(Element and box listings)
***
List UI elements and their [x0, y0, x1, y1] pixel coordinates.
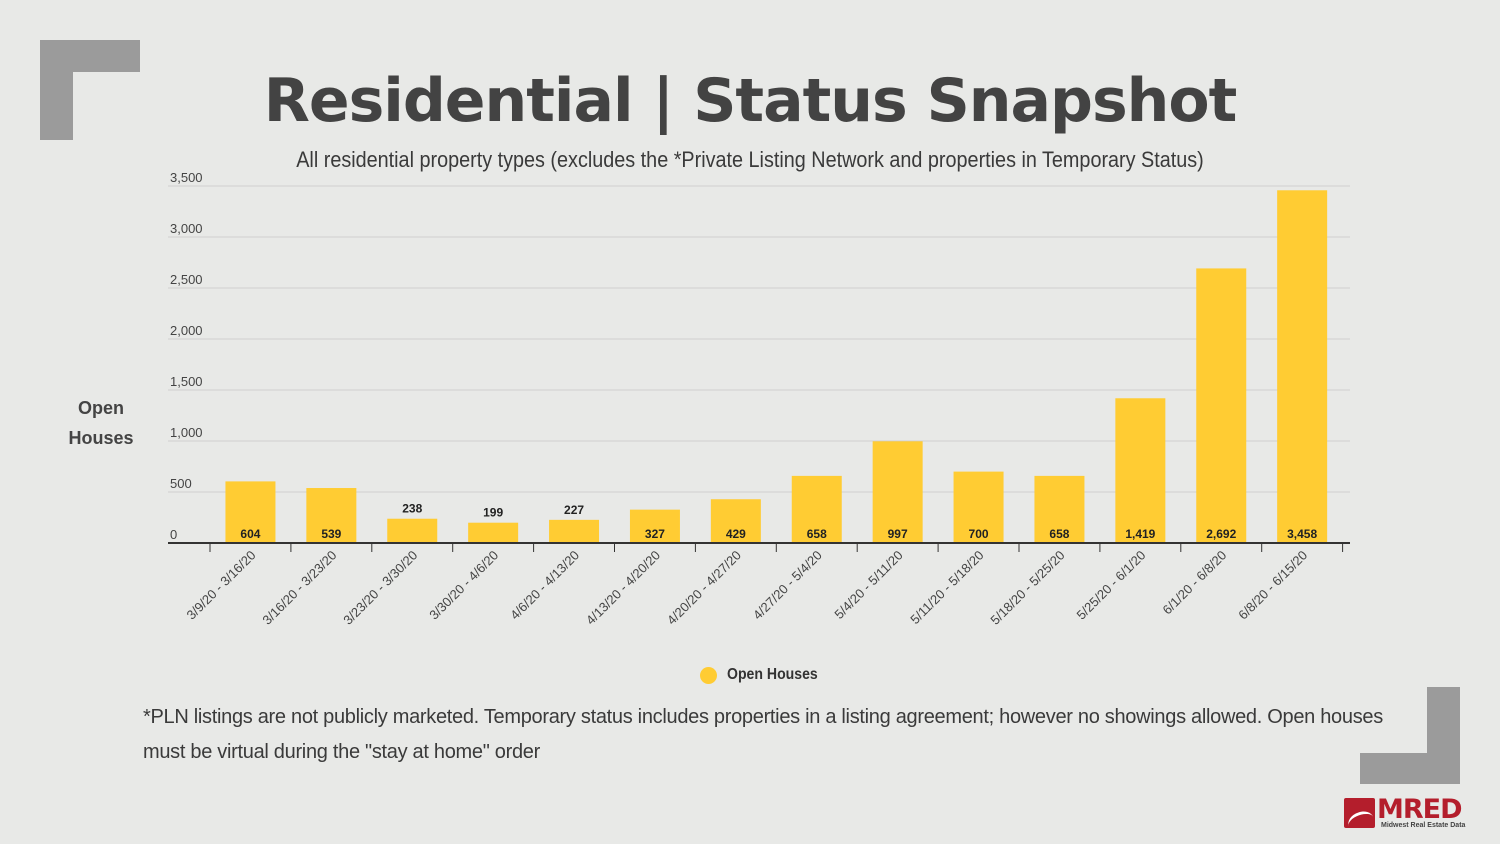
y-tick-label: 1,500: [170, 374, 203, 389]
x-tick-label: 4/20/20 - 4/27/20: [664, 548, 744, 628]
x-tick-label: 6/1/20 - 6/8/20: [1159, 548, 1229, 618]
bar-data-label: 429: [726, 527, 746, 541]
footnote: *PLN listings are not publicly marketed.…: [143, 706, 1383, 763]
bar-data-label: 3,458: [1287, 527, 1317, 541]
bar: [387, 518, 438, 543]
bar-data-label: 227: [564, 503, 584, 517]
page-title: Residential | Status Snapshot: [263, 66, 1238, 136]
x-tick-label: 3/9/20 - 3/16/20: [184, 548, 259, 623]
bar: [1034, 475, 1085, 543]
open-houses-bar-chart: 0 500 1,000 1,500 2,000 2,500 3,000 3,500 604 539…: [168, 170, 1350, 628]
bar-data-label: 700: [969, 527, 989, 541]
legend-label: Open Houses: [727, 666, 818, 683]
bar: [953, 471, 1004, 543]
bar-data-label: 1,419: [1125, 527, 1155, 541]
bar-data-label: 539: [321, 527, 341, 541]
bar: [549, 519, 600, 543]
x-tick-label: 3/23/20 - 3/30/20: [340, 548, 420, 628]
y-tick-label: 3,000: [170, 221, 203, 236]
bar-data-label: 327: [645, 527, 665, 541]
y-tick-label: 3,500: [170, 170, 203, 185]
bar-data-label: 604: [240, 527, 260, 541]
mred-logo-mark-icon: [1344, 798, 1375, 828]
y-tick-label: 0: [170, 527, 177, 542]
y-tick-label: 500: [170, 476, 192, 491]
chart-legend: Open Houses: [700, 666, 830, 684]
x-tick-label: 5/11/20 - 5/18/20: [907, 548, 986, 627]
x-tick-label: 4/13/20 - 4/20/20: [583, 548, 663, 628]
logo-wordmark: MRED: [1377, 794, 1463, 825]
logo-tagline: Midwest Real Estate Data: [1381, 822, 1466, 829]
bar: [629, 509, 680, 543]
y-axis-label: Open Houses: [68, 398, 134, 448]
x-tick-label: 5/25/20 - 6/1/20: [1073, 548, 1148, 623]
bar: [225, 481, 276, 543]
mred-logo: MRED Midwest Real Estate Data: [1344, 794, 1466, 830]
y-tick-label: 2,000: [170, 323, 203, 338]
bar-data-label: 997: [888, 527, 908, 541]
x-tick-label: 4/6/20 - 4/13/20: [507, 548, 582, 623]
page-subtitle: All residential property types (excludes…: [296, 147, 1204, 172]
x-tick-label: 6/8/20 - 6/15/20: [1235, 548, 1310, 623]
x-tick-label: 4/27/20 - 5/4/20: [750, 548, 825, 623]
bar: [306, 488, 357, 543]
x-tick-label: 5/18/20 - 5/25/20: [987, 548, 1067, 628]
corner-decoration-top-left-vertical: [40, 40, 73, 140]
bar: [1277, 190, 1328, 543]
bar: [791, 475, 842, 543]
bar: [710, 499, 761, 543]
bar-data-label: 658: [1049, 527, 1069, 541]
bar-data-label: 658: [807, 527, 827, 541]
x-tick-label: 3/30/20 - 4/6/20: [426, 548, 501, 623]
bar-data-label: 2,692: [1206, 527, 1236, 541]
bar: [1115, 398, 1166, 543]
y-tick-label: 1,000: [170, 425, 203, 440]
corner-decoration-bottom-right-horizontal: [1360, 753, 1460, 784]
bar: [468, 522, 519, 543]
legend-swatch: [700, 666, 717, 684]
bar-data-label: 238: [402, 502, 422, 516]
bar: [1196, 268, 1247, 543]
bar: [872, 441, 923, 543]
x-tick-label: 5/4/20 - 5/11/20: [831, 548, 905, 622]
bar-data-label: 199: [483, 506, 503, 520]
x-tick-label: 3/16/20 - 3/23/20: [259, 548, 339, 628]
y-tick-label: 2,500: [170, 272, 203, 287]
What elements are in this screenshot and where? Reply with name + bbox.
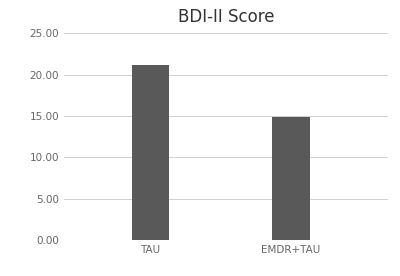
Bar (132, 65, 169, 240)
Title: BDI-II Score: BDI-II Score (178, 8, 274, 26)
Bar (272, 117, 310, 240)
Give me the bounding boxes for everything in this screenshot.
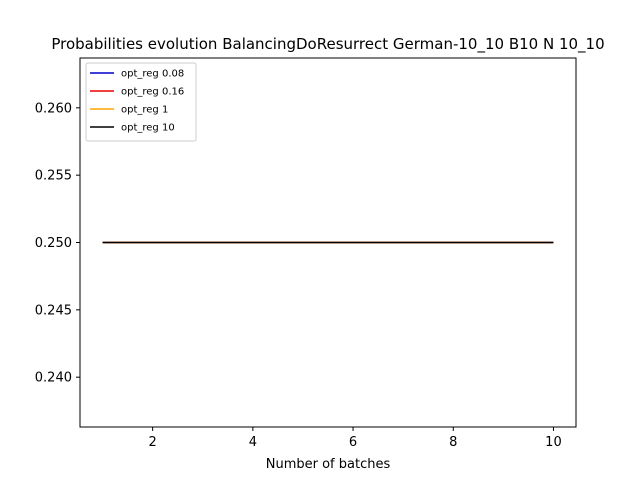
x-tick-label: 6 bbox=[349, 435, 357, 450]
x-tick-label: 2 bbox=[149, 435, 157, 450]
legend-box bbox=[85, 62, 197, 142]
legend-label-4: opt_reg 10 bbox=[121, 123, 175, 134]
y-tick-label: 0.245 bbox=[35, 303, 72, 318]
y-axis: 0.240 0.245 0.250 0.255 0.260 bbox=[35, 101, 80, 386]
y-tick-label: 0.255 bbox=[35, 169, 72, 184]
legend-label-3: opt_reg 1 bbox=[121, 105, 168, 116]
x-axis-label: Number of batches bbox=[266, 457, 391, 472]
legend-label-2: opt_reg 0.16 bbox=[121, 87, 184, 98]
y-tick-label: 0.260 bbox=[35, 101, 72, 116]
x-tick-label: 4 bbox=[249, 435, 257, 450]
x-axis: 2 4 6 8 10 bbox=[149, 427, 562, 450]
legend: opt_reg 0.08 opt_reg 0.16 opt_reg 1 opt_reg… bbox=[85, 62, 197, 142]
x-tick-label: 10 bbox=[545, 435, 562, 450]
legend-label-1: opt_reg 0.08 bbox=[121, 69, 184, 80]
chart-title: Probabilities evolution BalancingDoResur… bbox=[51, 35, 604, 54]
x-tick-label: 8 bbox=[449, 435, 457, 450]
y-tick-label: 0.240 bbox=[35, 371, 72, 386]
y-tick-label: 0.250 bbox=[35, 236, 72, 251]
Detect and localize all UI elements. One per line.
***
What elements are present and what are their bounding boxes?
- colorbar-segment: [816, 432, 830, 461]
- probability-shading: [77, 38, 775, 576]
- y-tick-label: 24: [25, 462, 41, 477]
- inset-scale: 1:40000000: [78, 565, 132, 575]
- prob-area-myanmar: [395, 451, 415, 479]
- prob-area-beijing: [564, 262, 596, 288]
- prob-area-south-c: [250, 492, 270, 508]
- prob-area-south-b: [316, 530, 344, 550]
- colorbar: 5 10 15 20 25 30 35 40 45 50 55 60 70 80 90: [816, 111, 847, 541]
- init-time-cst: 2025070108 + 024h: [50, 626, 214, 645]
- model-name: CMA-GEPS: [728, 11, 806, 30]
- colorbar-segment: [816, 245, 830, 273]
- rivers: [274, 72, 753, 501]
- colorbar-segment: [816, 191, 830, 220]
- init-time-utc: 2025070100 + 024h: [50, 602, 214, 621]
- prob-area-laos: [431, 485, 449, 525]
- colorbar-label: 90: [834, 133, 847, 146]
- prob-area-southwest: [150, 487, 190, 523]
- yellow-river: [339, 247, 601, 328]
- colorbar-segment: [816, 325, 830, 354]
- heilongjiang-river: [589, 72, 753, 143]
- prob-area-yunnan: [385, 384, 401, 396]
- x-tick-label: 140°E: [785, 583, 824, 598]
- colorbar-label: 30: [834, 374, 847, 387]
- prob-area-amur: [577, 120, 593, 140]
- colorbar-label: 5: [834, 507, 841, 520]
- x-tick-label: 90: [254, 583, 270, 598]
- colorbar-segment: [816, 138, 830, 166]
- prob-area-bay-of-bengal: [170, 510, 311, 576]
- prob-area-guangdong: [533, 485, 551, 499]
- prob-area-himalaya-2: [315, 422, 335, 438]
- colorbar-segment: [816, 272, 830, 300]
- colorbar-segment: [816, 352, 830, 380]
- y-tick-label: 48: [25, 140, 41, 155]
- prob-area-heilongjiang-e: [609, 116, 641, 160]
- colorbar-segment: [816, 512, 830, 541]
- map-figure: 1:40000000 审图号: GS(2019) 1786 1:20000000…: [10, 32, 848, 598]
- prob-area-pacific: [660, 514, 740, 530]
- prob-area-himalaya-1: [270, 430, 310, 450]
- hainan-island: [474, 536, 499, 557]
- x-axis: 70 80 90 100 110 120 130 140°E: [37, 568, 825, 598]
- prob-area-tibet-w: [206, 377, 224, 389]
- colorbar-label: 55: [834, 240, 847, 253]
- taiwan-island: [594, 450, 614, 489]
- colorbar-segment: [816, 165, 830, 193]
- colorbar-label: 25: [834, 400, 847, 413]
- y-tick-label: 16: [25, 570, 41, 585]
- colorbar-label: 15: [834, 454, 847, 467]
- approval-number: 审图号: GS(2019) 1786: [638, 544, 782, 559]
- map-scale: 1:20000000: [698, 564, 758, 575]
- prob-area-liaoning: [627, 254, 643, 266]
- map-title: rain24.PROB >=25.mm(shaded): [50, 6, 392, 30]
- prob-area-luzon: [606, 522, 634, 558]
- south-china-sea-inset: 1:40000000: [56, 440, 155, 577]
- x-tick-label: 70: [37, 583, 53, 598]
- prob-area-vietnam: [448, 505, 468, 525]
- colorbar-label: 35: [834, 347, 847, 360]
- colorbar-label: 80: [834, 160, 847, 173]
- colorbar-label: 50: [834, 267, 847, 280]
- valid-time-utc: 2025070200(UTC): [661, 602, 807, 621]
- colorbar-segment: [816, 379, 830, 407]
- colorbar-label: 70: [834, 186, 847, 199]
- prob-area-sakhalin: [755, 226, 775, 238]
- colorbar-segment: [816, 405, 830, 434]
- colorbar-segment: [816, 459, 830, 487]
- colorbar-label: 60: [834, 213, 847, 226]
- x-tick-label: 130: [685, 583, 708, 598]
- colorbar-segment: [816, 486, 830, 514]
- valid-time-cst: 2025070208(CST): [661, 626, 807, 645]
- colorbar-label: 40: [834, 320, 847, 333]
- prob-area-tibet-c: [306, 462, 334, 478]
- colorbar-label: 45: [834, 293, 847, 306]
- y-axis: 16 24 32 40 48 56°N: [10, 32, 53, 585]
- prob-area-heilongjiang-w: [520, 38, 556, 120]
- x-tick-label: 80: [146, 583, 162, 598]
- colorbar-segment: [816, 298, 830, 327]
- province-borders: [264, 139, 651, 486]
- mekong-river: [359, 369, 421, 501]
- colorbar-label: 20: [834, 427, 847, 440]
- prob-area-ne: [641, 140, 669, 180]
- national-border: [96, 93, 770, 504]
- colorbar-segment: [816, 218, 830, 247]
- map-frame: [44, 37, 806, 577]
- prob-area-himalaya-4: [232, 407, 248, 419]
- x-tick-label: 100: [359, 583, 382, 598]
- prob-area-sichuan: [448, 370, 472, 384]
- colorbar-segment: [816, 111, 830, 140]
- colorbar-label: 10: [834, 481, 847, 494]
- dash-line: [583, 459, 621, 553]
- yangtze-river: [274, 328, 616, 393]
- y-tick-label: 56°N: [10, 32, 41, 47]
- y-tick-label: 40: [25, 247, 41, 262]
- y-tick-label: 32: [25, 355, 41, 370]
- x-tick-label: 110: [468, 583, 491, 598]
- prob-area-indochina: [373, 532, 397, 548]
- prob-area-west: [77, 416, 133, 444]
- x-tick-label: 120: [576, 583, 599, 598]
***
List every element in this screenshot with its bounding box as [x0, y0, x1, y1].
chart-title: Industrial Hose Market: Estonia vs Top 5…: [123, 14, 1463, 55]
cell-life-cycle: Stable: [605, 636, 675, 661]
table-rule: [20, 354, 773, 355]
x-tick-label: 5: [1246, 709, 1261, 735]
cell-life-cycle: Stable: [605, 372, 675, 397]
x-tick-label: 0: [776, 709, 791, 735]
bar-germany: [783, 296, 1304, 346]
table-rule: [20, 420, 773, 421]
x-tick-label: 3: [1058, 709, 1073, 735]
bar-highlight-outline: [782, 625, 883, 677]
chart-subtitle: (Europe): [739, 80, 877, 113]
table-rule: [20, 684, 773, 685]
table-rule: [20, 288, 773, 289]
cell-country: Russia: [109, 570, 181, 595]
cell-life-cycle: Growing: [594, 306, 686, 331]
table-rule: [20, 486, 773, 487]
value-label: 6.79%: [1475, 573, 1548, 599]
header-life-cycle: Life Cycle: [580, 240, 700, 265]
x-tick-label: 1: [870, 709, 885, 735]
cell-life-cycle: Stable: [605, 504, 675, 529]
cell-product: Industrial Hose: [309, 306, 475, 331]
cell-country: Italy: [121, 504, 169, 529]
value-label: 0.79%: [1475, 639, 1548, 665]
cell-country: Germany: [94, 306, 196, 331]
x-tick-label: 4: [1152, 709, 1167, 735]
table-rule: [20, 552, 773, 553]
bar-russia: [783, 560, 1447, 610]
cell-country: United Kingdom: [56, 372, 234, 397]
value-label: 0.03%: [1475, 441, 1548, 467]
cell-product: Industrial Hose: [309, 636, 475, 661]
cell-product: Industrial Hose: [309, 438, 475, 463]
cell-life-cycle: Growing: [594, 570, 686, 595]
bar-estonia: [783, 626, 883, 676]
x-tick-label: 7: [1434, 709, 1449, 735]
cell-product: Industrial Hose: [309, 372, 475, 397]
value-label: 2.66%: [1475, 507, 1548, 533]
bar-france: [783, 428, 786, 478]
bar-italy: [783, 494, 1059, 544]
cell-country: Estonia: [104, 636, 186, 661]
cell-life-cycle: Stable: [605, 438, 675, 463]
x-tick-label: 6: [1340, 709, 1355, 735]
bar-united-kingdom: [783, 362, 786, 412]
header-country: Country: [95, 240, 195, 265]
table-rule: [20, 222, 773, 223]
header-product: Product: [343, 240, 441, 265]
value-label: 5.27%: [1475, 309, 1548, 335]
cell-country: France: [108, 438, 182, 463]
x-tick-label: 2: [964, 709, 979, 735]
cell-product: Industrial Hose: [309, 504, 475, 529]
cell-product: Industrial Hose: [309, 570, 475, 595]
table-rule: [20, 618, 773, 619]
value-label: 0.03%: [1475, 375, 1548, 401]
***
Work required. Print the lines of the material from the one containing "x-tick-label: 6 bbox=[349, 435, 357, 450]" through the one containing "Detect and localize", reproducing each line verbatim.

Output for this exercise.
x-tick-label: 6 bbox=[349, 435, 357, 450]
x-tick-label: 2 bbox=[149, 435, 157, 450]
legend-box bbox=[85, 62, 197, 142]
legend-label-4: opt_reg 10 bbox=[121, 123, 175, 134]
y-tick-label: 0.245 bbox=[35, 303, 72, 318]
y-axis: 0.240 0.245 0.250 0.255 0.260 bbox=[35, 101, 80, 386]
y-tick-label: 0.255 bbox=[35, 169, 72, 184]
legend-label-3: opt_reg 1 bbox=[121, 105, 168, 116]
x-axis-label: Number of batches bbox=[266, 457, 391, 472]
legend-label-2: opt_reg 0.16 bbox=[121, 87, 184, 98]
y-tick-label: 0.260 bbox=[35, 101, 72, 116]
x-tick-label: 4 bbox=[249, 435, 257, 450]
x-axis: 2 4 6 8 10 bbox=[149, 427, 562, 450]
legend: opt_reg 0.08 opt_reg 0.16 opt_reg 1 opt_reg… bbox=[85, 62, 197, 142]
x-tick-label: 10 bbox=[545, 435, 562, 450]
legend-label-1: opt_reg 0.08 bbox=[121, 69, 184, 80]
chart-title: Probabilities evolution BalancingDoResur… bbox=[51, 35, 604, 54]
x-tick-label: 8 bbox=[449, 435, 457, 450]
y-tick-label: 0.240 bbox=[35, 371, 72, 386]
y-tick-label: 0.250 bbox=[35, 236, 72, 251]
Detect and localize all UI elements. One per line.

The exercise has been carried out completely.